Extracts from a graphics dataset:
** begin **

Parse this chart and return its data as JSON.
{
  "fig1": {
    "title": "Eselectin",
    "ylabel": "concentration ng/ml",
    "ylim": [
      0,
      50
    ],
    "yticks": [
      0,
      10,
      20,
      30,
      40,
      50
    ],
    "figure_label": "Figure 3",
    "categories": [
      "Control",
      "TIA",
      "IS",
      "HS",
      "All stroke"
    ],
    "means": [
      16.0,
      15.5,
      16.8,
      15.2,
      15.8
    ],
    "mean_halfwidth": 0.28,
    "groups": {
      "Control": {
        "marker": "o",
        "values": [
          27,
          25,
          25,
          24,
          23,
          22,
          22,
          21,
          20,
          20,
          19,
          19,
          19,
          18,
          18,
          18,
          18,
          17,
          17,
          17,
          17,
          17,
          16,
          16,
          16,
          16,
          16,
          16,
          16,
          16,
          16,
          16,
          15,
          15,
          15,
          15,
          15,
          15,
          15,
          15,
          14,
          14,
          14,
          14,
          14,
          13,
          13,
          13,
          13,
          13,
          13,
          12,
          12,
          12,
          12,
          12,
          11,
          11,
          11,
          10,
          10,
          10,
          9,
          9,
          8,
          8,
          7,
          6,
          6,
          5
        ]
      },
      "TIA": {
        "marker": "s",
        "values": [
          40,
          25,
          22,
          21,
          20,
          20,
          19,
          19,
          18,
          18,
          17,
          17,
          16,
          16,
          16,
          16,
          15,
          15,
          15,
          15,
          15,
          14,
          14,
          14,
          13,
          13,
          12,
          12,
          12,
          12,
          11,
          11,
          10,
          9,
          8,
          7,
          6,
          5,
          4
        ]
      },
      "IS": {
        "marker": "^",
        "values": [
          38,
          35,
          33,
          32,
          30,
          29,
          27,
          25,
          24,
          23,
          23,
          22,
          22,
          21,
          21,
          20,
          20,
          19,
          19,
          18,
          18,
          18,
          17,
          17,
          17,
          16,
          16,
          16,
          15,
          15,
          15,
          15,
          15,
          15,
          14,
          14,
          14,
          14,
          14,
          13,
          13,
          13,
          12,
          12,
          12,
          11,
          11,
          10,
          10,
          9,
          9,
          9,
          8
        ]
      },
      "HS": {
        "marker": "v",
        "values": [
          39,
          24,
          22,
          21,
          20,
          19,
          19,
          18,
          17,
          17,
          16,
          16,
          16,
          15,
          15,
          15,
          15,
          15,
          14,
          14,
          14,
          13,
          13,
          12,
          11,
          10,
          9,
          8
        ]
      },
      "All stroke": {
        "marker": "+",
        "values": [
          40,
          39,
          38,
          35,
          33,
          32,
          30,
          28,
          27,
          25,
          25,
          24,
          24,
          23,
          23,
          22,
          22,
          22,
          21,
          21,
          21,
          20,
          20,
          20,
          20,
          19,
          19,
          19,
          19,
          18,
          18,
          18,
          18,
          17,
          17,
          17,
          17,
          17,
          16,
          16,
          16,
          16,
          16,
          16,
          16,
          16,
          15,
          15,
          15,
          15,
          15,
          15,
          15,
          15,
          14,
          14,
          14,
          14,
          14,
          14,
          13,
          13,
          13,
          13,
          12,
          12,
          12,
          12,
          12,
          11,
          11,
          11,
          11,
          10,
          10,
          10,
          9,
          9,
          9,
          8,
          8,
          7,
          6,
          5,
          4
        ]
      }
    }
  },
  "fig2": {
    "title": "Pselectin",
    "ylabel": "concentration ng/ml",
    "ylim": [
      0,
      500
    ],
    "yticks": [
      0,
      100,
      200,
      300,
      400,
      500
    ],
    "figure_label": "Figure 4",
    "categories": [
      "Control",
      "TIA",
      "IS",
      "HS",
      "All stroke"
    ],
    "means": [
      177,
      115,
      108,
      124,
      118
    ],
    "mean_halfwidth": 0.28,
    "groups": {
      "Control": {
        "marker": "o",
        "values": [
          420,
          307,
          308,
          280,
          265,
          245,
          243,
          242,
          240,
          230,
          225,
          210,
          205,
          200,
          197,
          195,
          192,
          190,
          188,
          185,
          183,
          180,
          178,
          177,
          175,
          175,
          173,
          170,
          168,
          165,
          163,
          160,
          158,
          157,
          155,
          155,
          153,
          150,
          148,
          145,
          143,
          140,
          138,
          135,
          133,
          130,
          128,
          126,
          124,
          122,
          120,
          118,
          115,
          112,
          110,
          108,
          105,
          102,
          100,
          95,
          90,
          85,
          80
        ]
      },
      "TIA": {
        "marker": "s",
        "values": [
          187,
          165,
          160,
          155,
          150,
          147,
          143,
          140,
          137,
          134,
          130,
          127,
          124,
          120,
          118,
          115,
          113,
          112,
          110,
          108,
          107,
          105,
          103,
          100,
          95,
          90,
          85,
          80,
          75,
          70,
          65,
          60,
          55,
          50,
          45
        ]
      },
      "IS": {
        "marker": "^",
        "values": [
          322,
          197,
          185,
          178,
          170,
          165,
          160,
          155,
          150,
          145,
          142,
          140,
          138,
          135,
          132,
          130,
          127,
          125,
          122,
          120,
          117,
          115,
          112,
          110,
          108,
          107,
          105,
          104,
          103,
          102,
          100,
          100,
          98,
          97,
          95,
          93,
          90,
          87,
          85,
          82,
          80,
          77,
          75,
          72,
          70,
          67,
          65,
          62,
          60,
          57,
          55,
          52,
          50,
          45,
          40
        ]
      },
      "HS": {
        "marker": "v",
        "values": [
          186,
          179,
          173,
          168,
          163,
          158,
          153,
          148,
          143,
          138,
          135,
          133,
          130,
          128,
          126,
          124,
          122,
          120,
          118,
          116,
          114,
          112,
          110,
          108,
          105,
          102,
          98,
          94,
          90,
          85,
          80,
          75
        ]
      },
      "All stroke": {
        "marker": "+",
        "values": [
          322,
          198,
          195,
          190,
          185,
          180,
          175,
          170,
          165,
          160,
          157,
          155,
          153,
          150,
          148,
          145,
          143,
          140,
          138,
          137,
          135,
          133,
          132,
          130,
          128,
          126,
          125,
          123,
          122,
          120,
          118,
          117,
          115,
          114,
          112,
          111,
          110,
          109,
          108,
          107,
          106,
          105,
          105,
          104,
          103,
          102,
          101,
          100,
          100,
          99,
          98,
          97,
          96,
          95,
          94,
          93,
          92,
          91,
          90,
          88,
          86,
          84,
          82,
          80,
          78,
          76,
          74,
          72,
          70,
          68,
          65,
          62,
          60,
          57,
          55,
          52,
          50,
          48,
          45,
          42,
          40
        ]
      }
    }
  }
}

** end **

_Your objective:_
Please repeat all the records above exactly as they appear.

_Solution to the problem:_
Parse this chart and return its data as JSON.
{
  "fig1": {
    "title": "Eselectin",
    "ylabel": "concentration ng/ml",
    "ylim": [
      0,
      50
    ],
    "yticks": [
      0,
      10,
      20,
      30,
      40,
      50
    ],
    "figure_label": "Figure 3",
    "categories": [
      "Control",
      "TIA",
      "IS",
      "HS",
      "All stroke"
    ],
    "means": [
      16.0,
      15.5,
      16.8,
      15.2,
      15.8
    ],
    "mean_halfwidth": 0.28,
    "groups": {
      "Control": {
        "marker": "o",
        "values": [
          27,
          25,
          25,
          24,
          23,
          22,
          22,
          21,
          20,
          20,
          19,
          19,
          19,
          18,
          18,
          18,
          18,
          17,
          17,
          17,
          17,
          17,
          16,
          16,
          16,
          16,
          16,
          16,
          16,
          16,
          16,
          16,
          15,
          15,
          15,
          15,
          15,
          15,
          15,
          15,
          14,
          14,
          14,
          14,
          14,
          13,
          13,
          13,
          13,
          13,
          13,
          12,
          12,
          12,
          12,
          12,
          11,
          11,
          11,
          10,
          10,
          10,
          9,
          9,
          8,
          8,
          7,
          6,
          6,
          5
        ]
      },
      "TIA": {
        "marker": "s",
        "values": [
          40,
          25,
          22,
          21,
          20,
          20,
          19,
          19,
          18,
          18,
          17,
          17,
          16,
          16,
          16,
          16,
          15,
          15,
          15,
          15,
          15,
          14,
          14,
          14,
          13,
          13,
          12,
          12,
          12,
          12,
          11,
          11,
          10,
          9,
          8,
          7,
          6,
          5,
          4
        ]
      },
      "IS": {
        "marker": "^",
        "values": [
          38,
          35,
          33,
          32,
          30,
          29,
          27,
          25,
          24,
          23,
          23,
          22,
          22,
          21,
          21,
          20,
          20,
          19,
          19,
          18,
          18,
          18,
          17,
          17,
          17,
          16,
          16,
          16,
          15,
          15,
          15,
          15,
          15,
          15,
          14,
          14,
          14,
          14,
          14,
          13,
          13,
          13,
          12,
          12,
          12,
          11,
          11,
          10,
          10,
          9,
          9,
          9,
          8
        ]
      },
      "HS": {
        "marker": "v",
        "values": [
          39,
          24,
          22,
          21,
          20,
          19,
          19,
          18,
          17,
          17,
          16,
          16,
          16,
          15,
          15,
          15,
          15,
          15,
          14,
          14,
          14,
          13,
          13,
          12,
          11,
          10,
          9,
          8
        ]
      },
      "All stroke": {
        "marker": "+",
        "values": [
          40,
          39,
          38,
          35,
          33,
          32,
          30,
          28,
          27,
          25,
          25,
          24,
          24,
          23,
          23,
          22,
          22,
          22,
          21,
          21,
          21,
          20,
          20,
          20,
          20,
          19,
          19,
          19,
          19,
          18,
          18,
          18,
          18,
          17,
          17,
          17,
          17,
          17,
          16,
          16,
          16,
          16,
          16,
          16,
          16,
          16,
          15,
          15,
          15,
          15,
          15,
          15,
          15,
          15,
          14,
          14,
          14,
          14,
          14,
          14,
          13,
          13,
          13,
          13,
          12,
          12,
          12,
          12,
          12,
          11,
          11,
          11,
          11,
          10,
          10,
          10,
          9,
          9,
          9,
          8,
          8,
          7,
          6,
          5,
          4
        ]
      }
    }
  },
  "fig2": {
    "title": "Pselectin",
    "ylabel": "concentration ng/ml",
    "ylim": [
      0,
      500
    ],
    "yticks": [
      0,
      100,
      200,
      300,
      400,
      500
    ],
    "figure_label": "Figure 4",
    "categories": [
      "Control",
      "TIA",
      "IS",
      "HS",
      "All stroke"
    ],
    "means": [
      177,
      115,
      108,
      124,
      118
    ],
    "mean_halfwidth": 0.28,
    "groups": {
      "Control": {
        "marker": "o",
        "values": [
          420,
          307,
          308,
          280,
          265,
          245,
          243,
          242,
          240,
          230,
          225,
          210,
          205,
          200,
          197,
          195,
          192,
          190,
          188,
          185,
          183,
          180,
          178,
          177,
          175,
          175,
          173,
          170,
          168,
          165,
          163,
          160,
          158,
          157,
          155,
          155,
          153,
          150,
          148,
          145,
          143,
          140,
          138,
          135,
          133,
          130,
          128,
          126,
          124,
          122,
          120,
          118,
          115,
          112,
          110,
          108,
          105,
          102,
          100,
          95,
          90,
          85,
          80
        ]
      },
      "TIA": {
        "marker": "s",
        "values": [
          187,
          165,
          160,
          155,
          150,
          147,
          143,
          140,
          137,
          134,
          130,
          127,
          124,
          120,
          118,
          115,
          113,
          112,
          110,
          108,
          107,
          105,
          103,
          100,
          95,
          90,
          85,
          80,
          75,
          70,
          65,
          60,
          55,
          50,
          45
        ]
      },
      "IS": {
        "marker": "^",
        "values": [
          322,
          197,
          185,
          178,
          170,
          165,
          160,
          155,
          150,
          145,
          142,
          140,
          138,
          135,
          132,
          130,
          127,
          125,
          122,
          120,
          117,
          115,
          112,
          110,
          108,
          107,
          105,
          104,
          103,
          102,
          100,
          100,
          98,
          97,
          95,
          93,
          90,
          87,
          85,
          82,
          80,
          77,
          75,
          72,
          70,
          67,
          65,
          62,
          60,
          57,
          55,
          52,
          50,
          45,
          40
        ]
      },
      "HS": {
        "marker": "v",
        "values": [
          186,
          179,
          173,
          168,
          163,
          158,
          153,
          148,
          143,
          138,
          135,
          133,
          130,
          128,
          126,
          124,
          122,
          120,
          118,
          116,
          114,
          112,
          110,
          108,
          105,
          102,
          98,
          94,
          90,
          85,
          80,
          75
        ]
      },
      "All stroke": {
        "marker": "+",
        "values": [
          322,
          198,
          195,
          190,
          185,
          180,
          175,
          170,
          165,
          160,
          157,
          155,
          153,
          150,
          148,
          145,
          143,
          140,
          138,
          137,
          135,
          133,
          132,
          130,
          128,
          126,
          125,
          123,
          122,
          120,
          118,
          117,
          115,
          114,
          112,
          111,
          110,
          109,
          108,
          107,
          106,
          105,
          105,
          104,
          103,
          102,
          101,
          100,
          100,
          99,
          98,
          97,
          96,
          95,
          94,
          93,
          92,
          91,
          90,
          88,
          86,
          84,
          82,
          80,
          78,
          76,
          74,
          72,
          70,
          68,
          65,
          62,
          60,
          57,
          55,
          52,
          50,
          48,
          45,
          42,
          40
        ]
      }
    }
  }
}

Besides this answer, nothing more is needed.